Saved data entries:

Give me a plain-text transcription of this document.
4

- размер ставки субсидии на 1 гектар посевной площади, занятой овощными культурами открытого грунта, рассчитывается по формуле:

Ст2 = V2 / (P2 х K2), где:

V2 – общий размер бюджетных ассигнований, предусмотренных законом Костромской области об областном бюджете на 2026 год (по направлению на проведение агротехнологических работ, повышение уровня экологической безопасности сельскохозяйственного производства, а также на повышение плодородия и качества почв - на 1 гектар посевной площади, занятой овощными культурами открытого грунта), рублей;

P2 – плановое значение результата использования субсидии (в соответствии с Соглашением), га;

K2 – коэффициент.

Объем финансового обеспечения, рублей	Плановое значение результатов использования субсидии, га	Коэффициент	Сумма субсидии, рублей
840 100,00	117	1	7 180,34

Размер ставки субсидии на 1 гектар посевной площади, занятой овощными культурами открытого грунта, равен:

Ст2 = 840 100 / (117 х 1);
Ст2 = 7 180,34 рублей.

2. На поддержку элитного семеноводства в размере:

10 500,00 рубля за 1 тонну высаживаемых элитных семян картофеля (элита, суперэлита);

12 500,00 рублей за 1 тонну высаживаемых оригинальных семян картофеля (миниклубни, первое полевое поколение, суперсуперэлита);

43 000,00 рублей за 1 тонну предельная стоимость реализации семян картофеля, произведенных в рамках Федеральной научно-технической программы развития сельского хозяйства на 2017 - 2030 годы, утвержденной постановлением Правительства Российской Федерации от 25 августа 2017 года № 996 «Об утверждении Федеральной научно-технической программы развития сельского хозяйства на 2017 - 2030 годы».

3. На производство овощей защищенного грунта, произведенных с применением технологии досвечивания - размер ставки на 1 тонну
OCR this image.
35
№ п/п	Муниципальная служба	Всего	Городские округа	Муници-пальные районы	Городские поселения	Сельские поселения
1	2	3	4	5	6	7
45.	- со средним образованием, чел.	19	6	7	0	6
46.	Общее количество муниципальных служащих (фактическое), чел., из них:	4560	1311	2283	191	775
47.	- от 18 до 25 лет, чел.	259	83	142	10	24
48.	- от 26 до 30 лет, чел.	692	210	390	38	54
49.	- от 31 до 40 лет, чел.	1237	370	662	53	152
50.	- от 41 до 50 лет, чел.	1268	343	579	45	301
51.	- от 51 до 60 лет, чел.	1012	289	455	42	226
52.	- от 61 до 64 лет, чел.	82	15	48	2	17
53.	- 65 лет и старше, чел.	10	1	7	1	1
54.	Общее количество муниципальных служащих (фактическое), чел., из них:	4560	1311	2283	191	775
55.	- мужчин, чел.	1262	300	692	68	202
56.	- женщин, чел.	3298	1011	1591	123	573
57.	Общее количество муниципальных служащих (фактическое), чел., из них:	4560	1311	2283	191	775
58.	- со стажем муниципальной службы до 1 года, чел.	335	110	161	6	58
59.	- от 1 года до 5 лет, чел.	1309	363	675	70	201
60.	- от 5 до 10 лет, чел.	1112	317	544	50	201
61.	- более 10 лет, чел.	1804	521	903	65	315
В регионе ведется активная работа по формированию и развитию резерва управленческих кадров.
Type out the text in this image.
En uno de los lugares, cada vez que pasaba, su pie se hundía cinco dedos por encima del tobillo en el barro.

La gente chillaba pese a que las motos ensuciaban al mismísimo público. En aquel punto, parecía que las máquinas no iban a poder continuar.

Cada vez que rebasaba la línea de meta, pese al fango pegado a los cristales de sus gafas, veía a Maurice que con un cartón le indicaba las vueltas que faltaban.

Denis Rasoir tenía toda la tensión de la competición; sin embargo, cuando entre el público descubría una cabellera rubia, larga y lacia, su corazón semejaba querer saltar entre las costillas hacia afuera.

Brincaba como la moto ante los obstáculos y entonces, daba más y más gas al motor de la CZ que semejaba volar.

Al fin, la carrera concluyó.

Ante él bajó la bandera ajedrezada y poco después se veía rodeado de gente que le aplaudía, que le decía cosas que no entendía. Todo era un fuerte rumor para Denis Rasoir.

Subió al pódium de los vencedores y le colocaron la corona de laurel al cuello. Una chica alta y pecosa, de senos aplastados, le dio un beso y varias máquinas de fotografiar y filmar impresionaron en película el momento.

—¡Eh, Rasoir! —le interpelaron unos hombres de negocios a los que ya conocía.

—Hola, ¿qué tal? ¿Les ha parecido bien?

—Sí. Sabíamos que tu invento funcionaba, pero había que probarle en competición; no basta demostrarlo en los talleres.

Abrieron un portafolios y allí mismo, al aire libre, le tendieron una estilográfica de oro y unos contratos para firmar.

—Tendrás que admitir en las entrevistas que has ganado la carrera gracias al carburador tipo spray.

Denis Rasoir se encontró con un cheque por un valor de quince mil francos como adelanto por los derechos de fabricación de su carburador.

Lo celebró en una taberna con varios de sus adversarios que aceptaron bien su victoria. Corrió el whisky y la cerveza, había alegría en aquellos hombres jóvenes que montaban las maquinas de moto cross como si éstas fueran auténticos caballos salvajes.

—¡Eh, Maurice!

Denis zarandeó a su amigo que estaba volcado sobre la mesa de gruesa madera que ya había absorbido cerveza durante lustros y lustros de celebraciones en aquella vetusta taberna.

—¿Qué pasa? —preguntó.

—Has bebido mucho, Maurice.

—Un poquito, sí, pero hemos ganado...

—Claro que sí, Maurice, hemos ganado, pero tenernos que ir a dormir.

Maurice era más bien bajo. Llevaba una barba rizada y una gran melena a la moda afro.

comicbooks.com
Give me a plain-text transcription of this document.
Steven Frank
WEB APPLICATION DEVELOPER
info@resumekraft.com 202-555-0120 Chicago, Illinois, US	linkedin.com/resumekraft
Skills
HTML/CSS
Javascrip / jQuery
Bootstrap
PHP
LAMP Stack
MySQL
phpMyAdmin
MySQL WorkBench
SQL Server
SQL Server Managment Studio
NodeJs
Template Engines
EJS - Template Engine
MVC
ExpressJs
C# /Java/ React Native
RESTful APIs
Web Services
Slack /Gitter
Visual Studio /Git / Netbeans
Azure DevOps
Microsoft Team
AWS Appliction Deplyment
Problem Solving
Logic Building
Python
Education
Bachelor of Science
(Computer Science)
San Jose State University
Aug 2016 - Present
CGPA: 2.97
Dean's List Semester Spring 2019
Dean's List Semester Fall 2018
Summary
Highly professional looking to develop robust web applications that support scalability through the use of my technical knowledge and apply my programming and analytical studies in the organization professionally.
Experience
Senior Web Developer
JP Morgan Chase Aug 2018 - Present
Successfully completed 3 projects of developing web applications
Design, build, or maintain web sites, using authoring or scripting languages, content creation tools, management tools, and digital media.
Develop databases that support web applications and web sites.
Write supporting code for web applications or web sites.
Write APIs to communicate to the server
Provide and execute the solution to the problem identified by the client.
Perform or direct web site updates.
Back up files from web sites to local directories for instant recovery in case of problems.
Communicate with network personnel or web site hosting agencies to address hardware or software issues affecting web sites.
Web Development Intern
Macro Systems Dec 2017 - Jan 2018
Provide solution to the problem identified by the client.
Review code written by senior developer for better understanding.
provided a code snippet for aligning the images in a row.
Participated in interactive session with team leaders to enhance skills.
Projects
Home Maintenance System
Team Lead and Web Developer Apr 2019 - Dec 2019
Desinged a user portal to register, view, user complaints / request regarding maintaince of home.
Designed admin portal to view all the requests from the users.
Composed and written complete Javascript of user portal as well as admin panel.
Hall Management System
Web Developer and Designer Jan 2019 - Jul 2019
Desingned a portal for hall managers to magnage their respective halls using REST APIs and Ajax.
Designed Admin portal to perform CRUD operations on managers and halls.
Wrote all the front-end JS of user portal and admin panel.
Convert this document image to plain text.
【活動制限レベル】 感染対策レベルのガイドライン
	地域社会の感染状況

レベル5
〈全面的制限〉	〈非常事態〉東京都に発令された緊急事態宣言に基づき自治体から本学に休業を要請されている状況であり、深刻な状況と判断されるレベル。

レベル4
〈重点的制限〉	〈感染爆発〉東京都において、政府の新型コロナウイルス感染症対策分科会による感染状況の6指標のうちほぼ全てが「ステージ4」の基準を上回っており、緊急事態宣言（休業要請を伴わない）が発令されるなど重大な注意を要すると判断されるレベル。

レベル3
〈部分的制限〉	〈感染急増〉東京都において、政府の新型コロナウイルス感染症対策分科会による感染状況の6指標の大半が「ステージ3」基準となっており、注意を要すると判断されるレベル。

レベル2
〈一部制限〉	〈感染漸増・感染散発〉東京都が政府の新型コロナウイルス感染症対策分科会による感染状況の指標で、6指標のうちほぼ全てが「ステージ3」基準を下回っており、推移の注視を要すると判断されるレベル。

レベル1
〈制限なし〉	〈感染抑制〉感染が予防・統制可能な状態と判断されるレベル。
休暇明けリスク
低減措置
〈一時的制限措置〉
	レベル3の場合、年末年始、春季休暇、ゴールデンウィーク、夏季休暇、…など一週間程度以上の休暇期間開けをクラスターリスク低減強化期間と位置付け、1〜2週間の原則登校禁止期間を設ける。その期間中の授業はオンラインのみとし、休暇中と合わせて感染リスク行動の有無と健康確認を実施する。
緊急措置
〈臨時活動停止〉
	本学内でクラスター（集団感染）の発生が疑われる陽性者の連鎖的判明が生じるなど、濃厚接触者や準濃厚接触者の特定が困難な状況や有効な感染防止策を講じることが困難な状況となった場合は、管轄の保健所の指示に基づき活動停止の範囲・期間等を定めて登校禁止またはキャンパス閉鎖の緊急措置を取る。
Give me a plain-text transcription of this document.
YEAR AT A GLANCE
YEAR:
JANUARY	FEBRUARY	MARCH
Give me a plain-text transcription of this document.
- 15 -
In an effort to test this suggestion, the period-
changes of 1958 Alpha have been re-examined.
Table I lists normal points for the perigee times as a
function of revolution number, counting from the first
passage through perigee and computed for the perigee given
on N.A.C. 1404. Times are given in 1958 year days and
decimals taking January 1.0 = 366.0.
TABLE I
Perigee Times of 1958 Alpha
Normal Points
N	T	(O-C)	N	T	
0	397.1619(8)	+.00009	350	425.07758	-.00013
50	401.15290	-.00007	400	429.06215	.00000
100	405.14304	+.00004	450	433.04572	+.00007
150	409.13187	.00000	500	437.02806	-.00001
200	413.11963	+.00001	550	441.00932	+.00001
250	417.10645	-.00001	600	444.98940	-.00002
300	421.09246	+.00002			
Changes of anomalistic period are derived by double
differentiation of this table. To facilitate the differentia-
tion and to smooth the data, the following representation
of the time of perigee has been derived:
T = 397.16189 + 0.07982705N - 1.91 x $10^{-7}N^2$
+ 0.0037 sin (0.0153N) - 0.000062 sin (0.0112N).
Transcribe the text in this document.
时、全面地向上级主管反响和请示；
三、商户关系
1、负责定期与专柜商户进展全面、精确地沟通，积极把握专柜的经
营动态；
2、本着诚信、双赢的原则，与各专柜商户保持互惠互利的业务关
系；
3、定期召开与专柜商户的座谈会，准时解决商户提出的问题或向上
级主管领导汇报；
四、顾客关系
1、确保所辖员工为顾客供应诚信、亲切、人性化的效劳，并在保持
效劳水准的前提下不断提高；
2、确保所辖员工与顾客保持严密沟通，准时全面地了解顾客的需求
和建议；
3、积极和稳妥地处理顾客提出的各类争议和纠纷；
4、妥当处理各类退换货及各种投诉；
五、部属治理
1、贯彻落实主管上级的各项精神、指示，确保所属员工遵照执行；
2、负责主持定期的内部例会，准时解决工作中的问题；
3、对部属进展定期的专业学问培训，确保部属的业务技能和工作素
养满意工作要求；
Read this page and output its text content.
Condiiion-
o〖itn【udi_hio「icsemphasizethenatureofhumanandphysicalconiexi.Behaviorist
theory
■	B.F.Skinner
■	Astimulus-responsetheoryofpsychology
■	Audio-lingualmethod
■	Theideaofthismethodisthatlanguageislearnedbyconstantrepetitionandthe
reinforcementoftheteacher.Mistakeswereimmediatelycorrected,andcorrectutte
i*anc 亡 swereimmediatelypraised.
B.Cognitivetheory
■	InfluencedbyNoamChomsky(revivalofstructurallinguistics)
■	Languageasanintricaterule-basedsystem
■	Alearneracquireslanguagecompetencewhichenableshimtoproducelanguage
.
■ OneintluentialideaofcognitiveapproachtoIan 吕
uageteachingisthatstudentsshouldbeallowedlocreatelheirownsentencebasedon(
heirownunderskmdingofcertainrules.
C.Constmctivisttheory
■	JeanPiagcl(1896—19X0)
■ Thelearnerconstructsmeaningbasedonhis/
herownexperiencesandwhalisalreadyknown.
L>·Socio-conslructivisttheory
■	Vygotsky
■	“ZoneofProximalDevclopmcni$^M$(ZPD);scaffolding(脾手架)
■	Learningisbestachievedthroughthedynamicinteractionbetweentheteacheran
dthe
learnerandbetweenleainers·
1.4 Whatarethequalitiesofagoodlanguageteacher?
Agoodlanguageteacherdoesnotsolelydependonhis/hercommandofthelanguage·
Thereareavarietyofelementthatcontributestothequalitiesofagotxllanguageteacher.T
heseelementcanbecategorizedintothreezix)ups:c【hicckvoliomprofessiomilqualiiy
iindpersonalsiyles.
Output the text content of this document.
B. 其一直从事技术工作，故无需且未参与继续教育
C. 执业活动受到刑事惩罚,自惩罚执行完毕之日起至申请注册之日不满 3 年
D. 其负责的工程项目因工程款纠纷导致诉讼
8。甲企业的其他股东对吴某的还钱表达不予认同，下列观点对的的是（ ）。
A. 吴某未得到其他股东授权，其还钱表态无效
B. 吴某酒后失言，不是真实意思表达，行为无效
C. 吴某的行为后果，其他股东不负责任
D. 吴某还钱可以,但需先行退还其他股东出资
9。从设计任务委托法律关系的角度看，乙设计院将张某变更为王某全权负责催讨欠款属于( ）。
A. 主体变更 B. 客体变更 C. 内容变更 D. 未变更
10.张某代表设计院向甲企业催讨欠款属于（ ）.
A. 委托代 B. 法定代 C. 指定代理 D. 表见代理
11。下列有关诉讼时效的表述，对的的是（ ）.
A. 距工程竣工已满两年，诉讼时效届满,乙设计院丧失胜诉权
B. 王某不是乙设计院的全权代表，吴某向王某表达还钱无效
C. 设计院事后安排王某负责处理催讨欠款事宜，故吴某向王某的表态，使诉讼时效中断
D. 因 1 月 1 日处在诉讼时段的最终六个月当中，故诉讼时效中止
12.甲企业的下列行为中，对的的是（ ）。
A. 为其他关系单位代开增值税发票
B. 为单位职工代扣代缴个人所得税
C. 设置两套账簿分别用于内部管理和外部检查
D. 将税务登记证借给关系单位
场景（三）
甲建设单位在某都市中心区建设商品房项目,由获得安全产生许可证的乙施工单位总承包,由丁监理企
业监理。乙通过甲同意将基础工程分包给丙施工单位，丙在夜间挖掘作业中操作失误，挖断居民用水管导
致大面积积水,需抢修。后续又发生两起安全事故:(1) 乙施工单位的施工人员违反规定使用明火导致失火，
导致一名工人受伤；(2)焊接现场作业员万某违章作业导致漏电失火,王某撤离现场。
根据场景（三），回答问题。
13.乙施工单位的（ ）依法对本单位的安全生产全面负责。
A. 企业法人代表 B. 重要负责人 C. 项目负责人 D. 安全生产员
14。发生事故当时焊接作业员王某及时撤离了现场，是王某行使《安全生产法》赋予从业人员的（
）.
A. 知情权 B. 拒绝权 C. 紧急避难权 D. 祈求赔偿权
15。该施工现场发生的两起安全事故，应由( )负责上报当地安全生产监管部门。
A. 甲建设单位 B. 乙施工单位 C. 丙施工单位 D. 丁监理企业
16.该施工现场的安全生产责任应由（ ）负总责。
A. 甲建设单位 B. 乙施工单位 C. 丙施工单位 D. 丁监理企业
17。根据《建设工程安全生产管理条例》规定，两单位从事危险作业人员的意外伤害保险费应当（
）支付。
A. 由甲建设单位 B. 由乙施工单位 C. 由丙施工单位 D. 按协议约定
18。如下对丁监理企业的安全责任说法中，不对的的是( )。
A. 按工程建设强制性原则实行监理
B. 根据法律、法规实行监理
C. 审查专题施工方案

--- WHAT THE TASK ASKS ---
Scan the records above for the string "Science", then report every line that contains it.

--- TASK SOLUTION ---
Bachelor of Science
(Computer Science)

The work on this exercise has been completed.